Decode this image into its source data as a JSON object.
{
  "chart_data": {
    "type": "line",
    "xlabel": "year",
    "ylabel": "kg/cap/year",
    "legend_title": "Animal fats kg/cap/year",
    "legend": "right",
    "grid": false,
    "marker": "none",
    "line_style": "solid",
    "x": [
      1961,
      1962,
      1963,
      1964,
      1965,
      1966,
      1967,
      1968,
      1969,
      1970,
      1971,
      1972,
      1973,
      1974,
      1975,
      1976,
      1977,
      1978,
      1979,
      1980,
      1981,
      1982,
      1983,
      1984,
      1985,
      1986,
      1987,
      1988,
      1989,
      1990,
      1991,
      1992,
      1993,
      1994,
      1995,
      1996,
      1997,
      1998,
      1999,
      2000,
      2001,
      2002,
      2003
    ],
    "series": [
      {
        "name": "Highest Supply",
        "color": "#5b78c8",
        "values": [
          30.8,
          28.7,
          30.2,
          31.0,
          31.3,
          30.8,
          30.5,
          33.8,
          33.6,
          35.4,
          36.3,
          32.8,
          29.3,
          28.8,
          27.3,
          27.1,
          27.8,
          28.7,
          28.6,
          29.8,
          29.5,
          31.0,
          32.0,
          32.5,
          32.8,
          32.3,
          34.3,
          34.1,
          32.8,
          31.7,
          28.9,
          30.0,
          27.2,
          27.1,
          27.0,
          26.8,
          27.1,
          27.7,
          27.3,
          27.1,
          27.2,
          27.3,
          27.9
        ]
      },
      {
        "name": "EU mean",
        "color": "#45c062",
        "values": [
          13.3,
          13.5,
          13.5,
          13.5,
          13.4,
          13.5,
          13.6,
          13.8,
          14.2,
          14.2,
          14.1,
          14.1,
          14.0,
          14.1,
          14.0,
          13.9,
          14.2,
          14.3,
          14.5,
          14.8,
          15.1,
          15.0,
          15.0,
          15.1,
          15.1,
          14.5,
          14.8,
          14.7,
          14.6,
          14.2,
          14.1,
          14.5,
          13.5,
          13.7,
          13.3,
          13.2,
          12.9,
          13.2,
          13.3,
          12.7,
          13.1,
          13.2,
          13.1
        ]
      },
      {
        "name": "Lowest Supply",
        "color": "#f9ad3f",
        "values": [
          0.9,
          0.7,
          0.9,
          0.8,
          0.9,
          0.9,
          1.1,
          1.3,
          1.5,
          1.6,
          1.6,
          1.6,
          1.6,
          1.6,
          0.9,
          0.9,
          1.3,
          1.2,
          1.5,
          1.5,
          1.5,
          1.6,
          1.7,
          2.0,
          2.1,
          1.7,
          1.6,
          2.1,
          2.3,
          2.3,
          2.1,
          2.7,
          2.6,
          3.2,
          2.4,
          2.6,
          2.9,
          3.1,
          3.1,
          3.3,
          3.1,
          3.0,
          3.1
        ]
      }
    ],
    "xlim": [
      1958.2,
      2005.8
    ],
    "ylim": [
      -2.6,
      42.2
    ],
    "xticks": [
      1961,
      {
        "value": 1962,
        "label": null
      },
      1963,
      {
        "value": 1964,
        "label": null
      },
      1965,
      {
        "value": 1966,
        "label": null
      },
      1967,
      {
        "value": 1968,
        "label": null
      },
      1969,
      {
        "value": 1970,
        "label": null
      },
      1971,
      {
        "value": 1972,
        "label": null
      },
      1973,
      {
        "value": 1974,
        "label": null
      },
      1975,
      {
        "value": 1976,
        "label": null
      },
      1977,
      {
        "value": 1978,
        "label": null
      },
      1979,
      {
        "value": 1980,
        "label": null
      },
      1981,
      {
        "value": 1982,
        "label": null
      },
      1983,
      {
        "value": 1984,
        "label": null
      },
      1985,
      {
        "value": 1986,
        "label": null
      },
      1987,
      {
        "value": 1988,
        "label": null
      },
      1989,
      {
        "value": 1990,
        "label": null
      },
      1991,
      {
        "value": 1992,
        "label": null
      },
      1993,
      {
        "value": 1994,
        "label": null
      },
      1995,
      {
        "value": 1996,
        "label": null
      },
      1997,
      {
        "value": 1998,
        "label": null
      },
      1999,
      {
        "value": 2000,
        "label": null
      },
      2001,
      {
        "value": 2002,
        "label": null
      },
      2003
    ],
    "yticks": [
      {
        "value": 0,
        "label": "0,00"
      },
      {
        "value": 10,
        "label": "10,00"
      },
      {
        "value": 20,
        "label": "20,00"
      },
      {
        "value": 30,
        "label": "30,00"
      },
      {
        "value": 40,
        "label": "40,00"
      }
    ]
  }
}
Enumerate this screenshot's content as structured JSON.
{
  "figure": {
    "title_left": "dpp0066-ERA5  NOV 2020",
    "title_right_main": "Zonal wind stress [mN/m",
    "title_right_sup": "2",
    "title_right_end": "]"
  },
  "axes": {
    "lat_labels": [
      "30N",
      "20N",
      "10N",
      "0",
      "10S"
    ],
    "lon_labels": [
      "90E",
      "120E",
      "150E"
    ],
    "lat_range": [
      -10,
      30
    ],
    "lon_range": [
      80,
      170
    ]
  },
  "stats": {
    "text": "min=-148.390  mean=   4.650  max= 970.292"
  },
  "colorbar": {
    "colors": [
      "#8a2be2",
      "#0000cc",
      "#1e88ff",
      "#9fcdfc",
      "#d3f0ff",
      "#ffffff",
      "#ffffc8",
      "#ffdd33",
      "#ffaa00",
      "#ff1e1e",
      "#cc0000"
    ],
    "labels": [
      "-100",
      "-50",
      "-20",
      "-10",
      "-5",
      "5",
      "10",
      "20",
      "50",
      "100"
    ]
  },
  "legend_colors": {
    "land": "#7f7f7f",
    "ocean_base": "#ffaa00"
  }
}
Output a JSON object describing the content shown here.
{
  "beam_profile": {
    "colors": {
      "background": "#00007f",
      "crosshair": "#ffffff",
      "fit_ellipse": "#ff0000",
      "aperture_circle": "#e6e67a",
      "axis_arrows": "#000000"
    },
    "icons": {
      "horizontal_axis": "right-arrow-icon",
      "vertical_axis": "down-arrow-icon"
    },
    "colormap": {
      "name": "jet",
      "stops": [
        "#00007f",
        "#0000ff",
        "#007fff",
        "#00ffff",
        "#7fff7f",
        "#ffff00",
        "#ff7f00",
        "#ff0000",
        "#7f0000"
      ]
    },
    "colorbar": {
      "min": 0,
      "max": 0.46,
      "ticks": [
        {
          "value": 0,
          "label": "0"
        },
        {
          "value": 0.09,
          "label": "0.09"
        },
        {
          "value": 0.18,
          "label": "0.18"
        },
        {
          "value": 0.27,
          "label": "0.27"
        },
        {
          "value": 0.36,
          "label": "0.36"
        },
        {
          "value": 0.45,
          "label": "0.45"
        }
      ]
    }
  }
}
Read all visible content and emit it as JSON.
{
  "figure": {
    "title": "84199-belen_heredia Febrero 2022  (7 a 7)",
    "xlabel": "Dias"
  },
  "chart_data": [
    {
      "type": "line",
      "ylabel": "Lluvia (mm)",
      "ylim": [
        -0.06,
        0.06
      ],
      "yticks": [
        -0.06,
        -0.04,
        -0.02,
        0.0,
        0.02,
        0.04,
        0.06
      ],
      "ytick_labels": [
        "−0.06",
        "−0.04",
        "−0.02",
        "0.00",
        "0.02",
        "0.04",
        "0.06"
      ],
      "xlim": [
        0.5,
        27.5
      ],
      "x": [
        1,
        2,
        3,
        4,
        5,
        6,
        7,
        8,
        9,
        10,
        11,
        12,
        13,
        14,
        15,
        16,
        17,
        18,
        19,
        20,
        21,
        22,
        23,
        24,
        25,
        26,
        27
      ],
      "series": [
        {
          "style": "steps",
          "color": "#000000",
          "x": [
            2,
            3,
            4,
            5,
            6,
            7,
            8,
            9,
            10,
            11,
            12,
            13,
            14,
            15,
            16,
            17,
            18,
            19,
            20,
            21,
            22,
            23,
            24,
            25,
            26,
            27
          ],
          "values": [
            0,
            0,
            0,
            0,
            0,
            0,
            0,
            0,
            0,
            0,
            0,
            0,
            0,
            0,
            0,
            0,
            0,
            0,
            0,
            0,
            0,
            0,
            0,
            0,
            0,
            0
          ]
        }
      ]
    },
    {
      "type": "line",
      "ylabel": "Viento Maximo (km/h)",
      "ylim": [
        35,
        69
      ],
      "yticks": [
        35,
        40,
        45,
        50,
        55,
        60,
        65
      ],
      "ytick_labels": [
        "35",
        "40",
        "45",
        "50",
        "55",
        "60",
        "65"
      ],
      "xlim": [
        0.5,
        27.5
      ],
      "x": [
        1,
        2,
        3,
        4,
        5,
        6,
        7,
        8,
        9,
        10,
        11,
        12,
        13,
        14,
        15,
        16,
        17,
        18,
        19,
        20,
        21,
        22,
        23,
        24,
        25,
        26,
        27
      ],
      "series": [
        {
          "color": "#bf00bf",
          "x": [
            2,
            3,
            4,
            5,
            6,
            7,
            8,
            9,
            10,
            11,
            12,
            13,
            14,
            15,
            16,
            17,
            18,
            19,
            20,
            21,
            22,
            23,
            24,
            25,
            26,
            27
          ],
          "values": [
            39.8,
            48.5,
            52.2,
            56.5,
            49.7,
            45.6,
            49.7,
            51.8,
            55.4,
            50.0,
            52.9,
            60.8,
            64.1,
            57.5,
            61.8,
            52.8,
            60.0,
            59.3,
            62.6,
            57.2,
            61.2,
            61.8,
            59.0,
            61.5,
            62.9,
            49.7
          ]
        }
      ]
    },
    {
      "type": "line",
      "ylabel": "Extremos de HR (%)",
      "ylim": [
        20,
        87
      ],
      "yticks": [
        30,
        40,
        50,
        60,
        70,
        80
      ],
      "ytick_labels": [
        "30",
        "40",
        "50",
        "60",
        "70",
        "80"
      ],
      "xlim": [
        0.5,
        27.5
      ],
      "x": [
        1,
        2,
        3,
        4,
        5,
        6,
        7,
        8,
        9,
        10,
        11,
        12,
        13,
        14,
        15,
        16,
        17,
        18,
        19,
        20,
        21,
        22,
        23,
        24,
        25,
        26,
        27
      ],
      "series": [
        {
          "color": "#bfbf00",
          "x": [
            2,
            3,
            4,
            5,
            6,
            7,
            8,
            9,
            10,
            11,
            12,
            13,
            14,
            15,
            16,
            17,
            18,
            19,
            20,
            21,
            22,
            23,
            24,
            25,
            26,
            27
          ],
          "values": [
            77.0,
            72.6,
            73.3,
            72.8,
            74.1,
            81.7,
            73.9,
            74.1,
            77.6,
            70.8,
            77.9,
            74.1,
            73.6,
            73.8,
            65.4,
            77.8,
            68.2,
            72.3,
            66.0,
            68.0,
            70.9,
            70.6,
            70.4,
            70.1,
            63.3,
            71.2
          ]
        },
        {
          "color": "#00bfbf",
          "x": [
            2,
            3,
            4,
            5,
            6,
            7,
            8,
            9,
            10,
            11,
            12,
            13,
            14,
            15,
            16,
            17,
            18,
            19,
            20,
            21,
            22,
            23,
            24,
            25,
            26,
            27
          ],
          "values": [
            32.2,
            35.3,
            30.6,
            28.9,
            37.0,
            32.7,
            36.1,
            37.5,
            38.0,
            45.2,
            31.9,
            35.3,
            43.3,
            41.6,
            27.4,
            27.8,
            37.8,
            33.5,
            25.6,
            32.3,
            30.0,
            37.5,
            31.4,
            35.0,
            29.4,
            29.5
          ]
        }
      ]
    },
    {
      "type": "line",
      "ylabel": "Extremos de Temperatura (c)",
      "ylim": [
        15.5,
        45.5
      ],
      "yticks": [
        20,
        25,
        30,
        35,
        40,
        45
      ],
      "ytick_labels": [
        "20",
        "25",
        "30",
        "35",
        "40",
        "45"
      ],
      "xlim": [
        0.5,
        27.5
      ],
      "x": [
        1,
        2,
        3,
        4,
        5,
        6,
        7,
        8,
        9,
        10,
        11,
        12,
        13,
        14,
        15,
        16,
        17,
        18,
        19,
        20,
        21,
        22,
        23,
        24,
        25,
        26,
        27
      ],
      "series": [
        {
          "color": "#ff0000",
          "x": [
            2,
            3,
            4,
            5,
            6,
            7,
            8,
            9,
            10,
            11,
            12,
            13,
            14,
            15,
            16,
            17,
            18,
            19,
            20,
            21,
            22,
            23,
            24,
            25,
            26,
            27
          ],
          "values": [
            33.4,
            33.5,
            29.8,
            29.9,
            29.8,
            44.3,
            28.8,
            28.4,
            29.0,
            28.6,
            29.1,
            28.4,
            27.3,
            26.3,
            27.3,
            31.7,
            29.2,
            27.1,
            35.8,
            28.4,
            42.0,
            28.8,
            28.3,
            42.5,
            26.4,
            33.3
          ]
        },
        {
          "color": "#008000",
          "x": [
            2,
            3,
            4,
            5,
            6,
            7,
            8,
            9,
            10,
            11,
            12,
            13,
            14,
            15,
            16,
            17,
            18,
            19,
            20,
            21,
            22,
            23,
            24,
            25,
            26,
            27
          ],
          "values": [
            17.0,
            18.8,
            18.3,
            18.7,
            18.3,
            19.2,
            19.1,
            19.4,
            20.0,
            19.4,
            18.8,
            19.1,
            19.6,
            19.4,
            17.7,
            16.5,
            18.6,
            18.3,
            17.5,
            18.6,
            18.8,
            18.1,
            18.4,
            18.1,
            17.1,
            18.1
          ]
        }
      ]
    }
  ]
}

## TO BE DONE
Check each line of the entries above, and show every one holding the word "object".

## TASK SOLUTION
Decode this image into its source data as a JSON object.
Output a JSON object describing the content shown here.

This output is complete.